● **EXERCISE DETAILS**: Reproduce every line in the listing that contains the word "bluetooth".

● **DATA EXTRACT**:
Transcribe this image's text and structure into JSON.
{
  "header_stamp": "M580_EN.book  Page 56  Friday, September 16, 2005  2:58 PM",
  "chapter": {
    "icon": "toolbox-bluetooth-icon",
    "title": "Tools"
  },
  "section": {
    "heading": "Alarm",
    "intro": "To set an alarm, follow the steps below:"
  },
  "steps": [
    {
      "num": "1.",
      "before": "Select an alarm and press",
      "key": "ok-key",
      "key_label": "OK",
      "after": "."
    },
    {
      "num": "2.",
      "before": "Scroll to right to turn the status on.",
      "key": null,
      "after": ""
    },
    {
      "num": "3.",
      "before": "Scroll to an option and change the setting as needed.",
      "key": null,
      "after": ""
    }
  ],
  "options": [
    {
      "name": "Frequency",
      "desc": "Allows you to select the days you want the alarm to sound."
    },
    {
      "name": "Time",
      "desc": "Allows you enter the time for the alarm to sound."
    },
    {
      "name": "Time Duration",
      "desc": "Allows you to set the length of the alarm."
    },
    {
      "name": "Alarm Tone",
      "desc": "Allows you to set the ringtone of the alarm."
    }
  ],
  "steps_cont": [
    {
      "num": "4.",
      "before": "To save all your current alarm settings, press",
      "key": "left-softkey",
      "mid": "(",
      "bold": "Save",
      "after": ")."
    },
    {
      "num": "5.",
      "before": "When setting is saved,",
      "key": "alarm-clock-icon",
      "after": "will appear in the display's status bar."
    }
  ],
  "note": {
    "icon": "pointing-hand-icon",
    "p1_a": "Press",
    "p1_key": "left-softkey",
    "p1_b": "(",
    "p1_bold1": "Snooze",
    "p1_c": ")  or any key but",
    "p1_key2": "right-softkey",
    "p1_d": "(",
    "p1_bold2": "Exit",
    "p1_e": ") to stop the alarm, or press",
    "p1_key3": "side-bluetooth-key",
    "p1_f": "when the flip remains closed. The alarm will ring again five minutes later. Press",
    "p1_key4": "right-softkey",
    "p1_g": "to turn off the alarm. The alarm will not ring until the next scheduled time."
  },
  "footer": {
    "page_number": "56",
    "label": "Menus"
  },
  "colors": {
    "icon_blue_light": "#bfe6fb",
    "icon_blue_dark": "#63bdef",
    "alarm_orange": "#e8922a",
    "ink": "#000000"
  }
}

● **WRITTEN REPLY**:
    "icon": "toolbox-bluetooth-icon",
    "p1_key3": "side-bluetooth-key",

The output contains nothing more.